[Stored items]
★ ★ ★ ★ ★
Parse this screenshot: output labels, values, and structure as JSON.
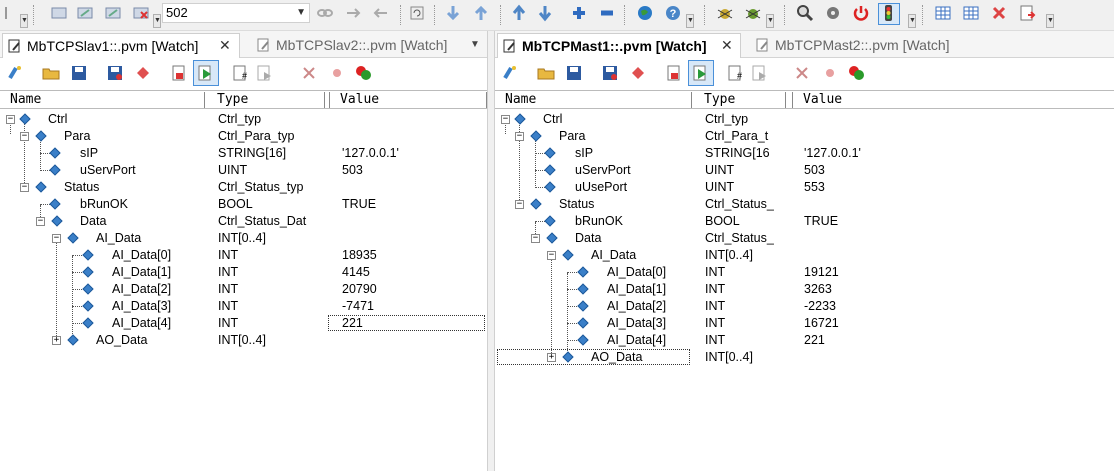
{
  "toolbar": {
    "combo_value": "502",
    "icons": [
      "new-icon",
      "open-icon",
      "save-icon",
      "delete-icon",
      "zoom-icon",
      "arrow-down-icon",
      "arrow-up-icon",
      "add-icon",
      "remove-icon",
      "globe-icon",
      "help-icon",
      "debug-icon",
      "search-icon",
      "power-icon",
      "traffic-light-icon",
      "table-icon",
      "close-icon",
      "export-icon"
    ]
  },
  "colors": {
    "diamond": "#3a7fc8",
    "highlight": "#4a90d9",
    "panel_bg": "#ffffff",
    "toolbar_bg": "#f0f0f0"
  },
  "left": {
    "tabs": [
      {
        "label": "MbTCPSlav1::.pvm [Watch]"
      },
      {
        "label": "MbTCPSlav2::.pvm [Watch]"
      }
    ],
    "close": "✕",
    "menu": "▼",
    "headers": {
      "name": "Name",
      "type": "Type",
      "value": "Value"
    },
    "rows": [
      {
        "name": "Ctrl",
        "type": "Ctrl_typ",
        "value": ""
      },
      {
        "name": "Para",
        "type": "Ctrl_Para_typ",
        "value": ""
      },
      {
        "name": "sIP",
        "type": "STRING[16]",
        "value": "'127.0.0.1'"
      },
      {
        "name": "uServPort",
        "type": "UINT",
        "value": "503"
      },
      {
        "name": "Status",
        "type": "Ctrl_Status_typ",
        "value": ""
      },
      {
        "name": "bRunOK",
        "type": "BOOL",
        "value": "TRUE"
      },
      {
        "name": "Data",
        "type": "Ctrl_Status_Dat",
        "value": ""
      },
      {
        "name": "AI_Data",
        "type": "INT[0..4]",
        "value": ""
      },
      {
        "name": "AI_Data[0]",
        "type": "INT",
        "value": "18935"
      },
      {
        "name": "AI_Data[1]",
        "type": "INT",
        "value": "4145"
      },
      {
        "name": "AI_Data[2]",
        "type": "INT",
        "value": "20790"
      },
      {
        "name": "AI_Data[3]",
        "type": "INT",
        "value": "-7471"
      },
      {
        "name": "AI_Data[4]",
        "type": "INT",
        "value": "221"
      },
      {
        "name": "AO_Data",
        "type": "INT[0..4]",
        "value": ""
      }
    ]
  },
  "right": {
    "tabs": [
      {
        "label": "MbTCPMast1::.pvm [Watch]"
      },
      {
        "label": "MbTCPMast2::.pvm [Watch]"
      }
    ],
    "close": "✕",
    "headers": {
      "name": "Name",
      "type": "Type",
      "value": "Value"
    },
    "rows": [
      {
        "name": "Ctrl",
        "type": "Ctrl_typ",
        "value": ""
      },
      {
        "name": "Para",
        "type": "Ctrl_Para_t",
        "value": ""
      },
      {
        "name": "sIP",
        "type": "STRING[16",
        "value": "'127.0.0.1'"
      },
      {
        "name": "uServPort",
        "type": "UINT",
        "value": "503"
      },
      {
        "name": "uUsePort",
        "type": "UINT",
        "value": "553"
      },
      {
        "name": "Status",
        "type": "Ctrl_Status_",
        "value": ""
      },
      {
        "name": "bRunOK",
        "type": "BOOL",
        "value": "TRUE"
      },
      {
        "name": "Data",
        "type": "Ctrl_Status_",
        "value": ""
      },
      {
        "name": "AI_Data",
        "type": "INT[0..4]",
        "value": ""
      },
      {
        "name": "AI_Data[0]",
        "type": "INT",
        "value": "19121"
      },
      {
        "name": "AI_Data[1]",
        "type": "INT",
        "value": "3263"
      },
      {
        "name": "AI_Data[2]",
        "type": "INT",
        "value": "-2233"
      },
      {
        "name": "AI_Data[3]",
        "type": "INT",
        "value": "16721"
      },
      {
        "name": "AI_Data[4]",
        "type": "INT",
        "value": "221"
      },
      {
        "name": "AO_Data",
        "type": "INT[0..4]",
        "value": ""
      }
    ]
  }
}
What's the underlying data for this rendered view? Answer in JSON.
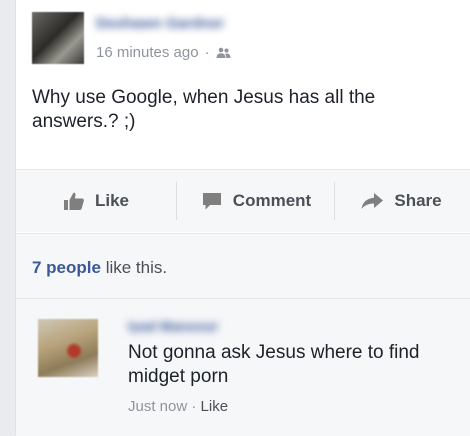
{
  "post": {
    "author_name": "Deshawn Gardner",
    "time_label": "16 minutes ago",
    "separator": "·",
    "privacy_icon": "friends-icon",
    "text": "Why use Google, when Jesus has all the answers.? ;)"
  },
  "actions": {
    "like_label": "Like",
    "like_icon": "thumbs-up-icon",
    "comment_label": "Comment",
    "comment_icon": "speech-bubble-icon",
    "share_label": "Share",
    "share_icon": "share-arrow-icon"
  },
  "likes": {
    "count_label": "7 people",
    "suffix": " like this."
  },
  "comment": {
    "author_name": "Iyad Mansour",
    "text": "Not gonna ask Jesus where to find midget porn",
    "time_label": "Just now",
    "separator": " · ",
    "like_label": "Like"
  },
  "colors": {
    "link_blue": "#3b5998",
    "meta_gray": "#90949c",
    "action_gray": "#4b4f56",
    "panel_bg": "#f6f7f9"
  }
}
★ ★ ★ ★ ★
▶ EXERCISE OBJECTIVE: Find the string "text" in the records, then copy each line where it occurs.

▶ SOLUTION FOR THIS TASK:
    "text": "Why use Google, when Jesus has all the answers.? ;)"
    "text": "Not gonna ask Jesus where to find midget porn",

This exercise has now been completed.